SFIDA 1: Estrai dal testo sui biocarburanti il tratto che va da "Quindi una scelta" fino a "malattie della manioca).", copiandolo parola per parola.
SFIDA 2: Per favore, prosegui il testo sui biocarburanti partendo subito dopo la sua ultima frase.

BRANO SCELTO:
○ ○ ○
Ultimamente sta crescendo l’attenzione verso nuove fonti energetiche: i biocarburanti.
Ma cosa sono i biocarburanti? I biocarburanti sono combustibili usati per produrre la cosidetta bioenergia, e i più noti sono i biocarburanti liquidi, che hanno un valore commerciale più alto rispetto ad altri biocombustibili, e sono usati come alternative ai combustibili fossili, soprattutto nel campo dei trasporti. Negli ultimi anni si è registrata una rapida crescita del settore dei biocarburanti, con un forte aumento degli investimenti e la crescita del mercato internazionale, salutando spesso con entusiasmo le (quasi) infinite possibilità nel settore per le regioni marginali, in particolare, dell’Africa.
Ma il più delle volte viene trascurato (o omesso) un aspetto importante legato alla loro produzione: le conseguenze economiche e sociali per le regioni produttrici. Lo sviluppo di colture energetiche e l’industria dei biocarburanti potrebbe, in effetti, presentare grandi opportunità per lo sviluppo rurale, in termini di approvvigionamento energetico per i poveri, l’intensificazione dell’agricoltura, riduzione della pressione sulle risorse forestali e miglioramento della salute. Ma investire in biocarburanti solleva forti preoccupazioni in termini di scarsità d’acqua, concorrenza con la produzione di colture alimentari, potenziale aumento dei prezzi alimentari e dei sistemi di sfruttamento agricolo che potrebbe by-passare i piccoli agricoltori.
Quindi una scelta inadeguata di colture di biocarburanti potrebbe causare conflitti sociali e dipendenza economica. Alcune recenti ricerche pongono l’accento su questo aspetto e si pongono il problema delle conseguenze sulla società africana, soprattutto in merito all’uso come materia prima della jatropha.
Perchè la jatropha? Perchè è una delle colture più ‘finanziate’ e spinte in Africa, anche se è risultata essere di gran lunga la coltura meno adatta in molte regioni marginali africane, sia per considerazioni di carattere economico (fase molto precoce di addomesticamento, mancanza di solide conoscenze agronomiche, basse rese e costi elevati di produzione), sia per preoccupazioni ambientali e sociali (tossicità, potenziale per diventare una specie invasiva e un vettore per alcune malattie della manioca).
○ ○ ○
(Elenchi di regioni ed etichette)
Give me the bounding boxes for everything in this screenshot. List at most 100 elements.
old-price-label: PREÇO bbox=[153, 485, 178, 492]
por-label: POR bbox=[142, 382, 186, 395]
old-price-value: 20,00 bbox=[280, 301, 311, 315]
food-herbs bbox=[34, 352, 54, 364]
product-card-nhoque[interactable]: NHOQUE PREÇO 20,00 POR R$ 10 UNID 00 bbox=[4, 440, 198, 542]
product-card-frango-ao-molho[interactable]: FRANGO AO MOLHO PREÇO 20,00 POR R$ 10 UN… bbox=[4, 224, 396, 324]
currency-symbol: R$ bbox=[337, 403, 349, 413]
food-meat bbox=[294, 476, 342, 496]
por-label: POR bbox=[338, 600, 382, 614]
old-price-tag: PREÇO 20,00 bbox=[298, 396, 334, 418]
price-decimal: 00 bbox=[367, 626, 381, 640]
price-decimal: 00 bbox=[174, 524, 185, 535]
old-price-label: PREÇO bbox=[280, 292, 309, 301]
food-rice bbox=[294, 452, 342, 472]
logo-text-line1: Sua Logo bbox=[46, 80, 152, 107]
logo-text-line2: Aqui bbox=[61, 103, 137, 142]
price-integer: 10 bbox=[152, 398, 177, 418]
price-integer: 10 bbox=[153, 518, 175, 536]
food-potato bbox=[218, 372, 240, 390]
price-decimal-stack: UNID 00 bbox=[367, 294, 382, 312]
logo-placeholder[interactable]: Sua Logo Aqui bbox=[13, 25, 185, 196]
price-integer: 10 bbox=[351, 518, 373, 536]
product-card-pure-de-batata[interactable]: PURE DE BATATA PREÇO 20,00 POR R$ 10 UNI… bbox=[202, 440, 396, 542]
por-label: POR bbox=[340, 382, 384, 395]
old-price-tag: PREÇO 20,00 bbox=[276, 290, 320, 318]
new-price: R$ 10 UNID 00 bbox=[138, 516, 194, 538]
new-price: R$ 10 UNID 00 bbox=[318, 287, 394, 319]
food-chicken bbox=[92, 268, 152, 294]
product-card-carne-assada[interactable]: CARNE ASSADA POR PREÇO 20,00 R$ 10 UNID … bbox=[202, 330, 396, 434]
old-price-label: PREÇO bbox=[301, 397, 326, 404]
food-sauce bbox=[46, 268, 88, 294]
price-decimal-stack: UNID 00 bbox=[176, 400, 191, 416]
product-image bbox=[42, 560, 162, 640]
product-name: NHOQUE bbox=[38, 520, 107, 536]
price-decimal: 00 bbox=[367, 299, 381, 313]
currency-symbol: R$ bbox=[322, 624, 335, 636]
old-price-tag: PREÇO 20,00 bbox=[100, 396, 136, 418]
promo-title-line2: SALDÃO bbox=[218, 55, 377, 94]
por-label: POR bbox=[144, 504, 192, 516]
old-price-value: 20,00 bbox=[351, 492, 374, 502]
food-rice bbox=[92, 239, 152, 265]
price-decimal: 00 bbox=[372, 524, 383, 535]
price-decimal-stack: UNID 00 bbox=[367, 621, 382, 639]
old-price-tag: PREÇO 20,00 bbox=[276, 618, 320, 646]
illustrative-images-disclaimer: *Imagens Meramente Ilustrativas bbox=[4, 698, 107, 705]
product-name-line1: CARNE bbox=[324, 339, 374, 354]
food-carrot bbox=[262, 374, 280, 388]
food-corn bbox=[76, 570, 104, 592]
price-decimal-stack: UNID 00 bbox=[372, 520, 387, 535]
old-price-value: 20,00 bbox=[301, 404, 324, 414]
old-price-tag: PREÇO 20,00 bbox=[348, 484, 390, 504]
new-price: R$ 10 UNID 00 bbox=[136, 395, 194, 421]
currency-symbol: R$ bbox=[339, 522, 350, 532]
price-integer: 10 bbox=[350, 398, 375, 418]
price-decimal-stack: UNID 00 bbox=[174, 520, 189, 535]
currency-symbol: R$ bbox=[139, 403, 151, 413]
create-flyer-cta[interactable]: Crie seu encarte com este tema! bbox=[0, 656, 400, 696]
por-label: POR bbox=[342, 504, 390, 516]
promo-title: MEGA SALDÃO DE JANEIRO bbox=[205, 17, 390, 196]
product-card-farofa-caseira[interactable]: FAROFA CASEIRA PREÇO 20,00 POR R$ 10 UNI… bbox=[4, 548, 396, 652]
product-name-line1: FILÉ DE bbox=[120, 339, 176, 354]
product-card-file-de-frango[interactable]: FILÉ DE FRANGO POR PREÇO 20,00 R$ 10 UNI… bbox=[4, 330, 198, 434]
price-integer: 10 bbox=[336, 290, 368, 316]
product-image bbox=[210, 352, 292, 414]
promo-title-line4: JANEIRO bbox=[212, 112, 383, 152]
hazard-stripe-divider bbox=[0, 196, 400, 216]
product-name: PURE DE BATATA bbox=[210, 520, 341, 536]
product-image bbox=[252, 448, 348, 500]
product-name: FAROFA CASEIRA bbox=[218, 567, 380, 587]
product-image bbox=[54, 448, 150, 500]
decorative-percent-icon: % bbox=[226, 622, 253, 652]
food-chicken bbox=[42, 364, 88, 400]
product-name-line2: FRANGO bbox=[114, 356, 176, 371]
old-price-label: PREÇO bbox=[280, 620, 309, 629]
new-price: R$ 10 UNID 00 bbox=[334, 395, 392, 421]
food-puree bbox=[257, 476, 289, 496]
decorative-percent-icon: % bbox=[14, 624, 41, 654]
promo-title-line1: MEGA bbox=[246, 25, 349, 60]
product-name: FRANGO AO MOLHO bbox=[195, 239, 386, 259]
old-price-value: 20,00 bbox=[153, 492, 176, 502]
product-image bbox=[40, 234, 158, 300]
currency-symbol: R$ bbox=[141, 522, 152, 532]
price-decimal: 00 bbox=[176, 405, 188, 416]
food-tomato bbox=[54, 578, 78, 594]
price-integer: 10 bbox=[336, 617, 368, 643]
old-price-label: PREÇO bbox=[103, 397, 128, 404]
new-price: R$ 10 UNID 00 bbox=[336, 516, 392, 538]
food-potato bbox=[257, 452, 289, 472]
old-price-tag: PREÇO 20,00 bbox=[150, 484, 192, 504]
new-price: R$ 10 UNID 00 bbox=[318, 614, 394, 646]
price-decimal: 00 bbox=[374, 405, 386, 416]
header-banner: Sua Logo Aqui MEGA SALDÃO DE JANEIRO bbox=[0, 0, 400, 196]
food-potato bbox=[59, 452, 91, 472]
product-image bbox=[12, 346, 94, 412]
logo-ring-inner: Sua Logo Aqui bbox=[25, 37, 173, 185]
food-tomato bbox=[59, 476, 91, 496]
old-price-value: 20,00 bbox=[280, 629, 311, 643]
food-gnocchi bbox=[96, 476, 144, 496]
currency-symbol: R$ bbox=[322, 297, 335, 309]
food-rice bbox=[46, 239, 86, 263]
○ ○ ○
RISULTATO 1:
Quindi una scelta inadeguata di colture di biocarburanti potrebbe causare conflitti sociali e dipendenza economica. Alcune recenti ricerche pongono l’accento su questo aspetto e si pongono il problema delle conseguenze sulla società africana, soprattutto in merito all’uso come materia prima della jatropha.
Perchè la jatropha? Perchè è una delle colture più ‘finanziate’ e spinte in Africa, anche se è risultata essere di gran lunga la coltura meno adatta in molte regioni marginali africane, sia per considerazioni di carattere economico (fase molto precoce di addomesticamento, mancanza di solide conoscenze agronomiche, basse rese e costi elevati di produzione), sia per preoccupazioni ambientali e sociali (tossicità, potenziale per diventare una specie invasiva e un vettore per alcune malattie della manioca).

RISULTATO 2:
Un’altra grave preoccupazione per la scelta della jatropha è la dipendenza da forze economiche esterne: la maggior parte delle aziende coinvolte nel mercato della jatropha sono europee, americane o asiatiche. In questo contesto ai paesi africani potrebbe essere lasciato il solito ruolo di produttore e esportatore di un raccolto non-commestibile. I gravi rischi associati a questo ruolo sono ben documentati nel recente passato africano, dove molti stati fecero affidamento sulle esportazioni di colture non commestibili come il cotone soffrendo le conseguenze catastrofiche del crollo dei prezzi sul mercato internazionale.
Considerando questi fattori, l’inaffidabilità del mercato e la concorrenza con le colture alimentari nelle terre arabili, possiamo concludere che gli investimenti a lungo termine per la jatropha pongono rischi molto elevati, con costi potenzialmente insostenibili per gli agricoltori africani. A livello politico, delle misure urgenti dovrebbero essere attuate per garantire che ragioni più sensate determinino la scelta della jatropha o di qualsiasi altra materia prima per lo sviluppo dei biocarburanti.
Le direttive politiche non dovrebbero solo guardare allo sviluppo dei biocarburanti come una questione legata all’energia, ma dovrebbero anche prendere in considerazione i problemi legati all’agricoltura, alla sicurezza alimentare e al sostentamento locale. Ci si dovrebbe rendere conto della posizione vulnerabile dei contadini di fronte alle società di biocarburanti e affrontarli in modo da evitare critiche, insoddisfazione e conflitti.
Questo articolo ci è stato inviato dagli amici di Affrica.org, il sito con notizie, informazioni e approfondimenti sull’Africa.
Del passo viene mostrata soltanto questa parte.